__WORK INSTRUCTIONS__:
Filter the entries below, keeping only lines with the word "text".

[begin GIVEN RECORDS]

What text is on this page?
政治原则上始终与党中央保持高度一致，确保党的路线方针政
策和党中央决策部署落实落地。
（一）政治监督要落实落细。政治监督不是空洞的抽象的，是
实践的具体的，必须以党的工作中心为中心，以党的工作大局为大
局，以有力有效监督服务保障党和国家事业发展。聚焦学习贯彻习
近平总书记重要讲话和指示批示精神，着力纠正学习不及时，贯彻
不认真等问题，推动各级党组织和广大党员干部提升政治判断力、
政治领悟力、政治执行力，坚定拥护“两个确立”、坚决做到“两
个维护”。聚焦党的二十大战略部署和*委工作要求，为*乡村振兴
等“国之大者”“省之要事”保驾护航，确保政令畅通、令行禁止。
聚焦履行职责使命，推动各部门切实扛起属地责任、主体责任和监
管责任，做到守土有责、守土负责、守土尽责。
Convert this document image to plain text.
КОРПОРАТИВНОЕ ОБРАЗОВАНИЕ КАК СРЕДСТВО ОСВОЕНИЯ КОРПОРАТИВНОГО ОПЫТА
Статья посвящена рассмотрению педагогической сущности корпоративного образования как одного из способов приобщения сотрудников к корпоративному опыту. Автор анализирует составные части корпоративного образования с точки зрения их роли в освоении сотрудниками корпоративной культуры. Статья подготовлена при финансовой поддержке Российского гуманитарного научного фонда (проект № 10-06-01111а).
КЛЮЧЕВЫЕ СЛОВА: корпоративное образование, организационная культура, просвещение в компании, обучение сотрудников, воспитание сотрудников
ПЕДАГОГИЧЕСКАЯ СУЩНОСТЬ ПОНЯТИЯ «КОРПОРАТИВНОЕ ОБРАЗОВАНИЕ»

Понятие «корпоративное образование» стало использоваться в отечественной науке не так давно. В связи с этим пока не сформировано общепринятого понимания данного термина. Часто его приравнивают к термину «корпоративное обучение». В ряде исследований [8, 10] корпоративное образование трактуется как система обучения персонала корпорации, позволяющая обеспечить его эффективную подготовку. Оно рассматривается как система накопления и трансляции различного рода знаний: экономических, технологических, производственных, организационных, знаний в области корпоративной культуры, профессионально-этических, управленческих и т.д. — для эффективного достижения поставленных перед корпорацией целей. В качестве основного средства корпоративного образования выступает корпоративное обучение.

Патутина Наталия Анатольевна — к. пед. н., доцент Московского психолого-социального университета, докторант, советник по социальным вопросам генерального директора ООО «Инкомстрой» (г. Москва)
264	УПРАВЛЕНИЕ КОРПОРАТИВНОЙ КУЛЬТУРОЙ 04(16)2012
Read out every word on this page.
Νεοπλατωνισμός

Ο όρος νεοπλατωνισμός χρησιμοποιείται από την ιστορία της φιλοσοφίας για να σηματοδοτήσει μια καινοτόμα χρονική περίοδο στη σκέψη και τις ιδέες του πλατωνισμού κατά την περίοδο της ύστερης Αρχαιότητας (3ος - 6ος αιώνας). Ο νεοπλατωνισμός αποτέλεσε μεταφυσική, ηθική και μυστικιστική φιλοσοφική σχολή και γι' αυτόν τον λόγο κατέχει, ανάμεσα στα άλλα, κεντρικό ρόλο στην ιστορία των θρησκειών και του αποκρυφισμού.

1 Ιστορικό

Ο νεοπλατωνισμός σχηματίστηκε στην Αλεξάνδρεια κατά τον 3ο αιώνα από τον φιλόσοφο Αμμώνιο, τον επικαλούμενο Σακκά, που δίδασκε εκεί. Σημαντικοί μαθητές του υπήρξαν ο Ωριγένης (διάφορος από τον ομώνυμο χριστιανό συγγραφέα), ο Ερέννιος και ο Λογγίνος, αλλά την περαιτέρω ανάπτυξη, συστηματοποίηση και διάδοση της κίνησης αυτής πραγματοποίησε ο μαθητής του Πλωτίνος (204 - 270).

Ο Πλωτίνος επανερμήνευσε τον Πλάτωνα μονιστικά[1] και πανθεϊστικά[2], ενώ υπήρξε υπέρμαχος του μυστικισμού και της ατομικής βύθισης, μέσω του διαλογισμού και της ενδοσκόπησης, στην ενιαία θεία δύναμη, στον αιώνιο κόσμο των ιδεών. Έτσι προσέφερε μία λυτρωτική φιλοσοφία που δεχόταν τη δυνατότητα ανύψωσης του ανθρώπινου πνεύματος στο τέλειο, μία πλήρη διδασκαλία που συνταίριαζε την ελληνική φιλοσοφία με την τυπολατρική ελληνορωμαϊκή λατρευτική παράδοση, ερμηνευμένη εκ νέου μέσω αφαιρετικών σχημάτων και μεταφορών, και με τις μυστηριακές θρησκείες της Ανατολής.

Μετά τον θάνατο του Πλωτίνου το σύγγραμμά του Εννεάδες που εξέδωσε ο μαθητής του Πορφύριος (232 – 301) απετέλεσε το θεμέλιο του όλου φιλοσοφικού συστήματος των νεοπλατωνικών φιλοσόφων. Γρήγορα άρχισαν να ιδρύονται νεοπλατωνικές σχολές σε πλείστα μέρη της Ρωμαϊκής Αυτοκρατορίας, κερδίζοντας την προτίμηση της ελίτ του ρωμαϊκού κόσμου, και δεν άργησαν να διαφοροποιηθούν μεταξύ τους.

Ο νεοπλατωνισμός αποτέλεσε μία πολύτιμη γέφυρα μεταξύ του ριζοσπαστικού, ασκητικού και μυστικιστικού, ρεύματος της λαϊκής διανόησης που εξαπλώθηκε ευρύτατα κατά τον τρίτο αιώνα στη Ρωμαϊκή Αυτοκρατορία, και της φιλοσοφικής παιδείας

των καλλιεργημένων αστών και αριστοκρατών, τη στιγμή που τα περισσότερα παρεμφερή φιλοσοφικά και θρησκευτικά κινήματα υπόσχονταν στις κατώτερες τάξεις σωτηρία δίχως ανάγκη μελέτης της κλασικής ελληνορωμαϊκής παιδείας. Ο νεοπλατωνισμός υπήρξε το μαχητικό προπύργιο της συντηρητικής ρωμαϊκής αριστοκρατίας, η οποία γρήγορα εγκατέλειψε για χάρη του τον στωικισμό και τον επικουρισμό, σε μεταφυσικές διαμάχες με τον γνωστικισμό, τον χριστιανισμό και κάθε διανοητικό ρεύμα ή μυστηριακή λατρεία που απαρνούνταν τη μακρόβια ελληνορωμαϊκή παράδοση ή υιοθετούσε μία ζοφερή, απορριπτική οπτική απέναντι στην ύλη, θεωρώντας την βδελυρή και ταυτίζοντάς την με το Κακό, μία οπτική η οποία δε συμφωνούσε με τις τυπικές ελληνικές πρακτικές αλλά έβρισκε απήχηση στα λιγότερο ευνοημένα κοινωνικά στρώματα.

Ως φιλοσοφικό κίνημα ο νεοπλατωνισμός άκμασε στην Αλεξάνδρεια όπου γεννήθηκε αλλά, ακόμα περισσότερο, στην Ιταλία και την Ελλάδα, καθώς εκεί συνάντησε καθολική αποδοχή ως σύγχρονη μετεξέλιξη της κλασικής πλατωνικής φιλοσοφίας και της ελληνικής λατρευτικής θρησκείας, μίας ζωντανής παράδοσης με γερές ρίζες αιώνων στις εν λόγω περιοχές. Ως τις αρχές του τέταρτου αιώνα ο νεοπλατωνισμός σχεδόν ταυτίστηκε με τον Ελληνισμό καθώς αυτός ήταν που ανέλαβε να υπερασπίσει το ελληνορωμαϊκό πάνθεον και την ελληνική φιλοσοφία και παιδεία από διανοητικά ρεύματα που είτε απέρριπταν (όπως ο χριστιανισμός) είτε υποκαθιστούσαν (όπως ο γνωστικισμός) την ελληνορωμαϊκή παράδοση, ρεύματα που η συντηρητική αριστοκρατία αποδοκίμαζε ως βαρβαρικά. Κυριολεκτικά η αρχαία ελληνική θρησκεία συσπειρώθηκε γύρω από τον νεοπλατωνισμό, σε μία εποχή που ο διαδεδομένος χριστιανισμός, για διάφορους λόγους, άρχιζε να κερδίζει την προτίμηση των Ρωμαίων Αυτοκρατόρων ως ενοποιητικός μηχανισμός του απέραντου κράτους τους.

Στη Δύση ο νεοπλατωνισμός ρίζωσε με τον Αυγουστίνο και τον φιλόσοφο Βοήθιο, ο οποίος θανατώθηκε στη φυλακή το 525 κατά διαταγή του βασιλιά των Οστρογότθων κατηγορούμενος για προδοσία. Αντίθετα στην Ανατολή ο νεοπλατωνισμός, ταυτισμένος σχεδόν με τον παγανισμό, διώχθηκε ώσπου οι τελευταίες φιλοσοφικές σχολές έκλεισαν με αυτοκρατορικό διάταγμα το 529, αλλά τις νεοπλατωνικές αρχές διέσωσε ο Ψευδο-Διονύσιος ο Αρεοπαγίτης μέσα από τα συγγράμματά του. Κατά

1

[end GIVEN RECORDS]

__WORKED ANSWER__:
What text is on this page?
Convert this document image to plain text.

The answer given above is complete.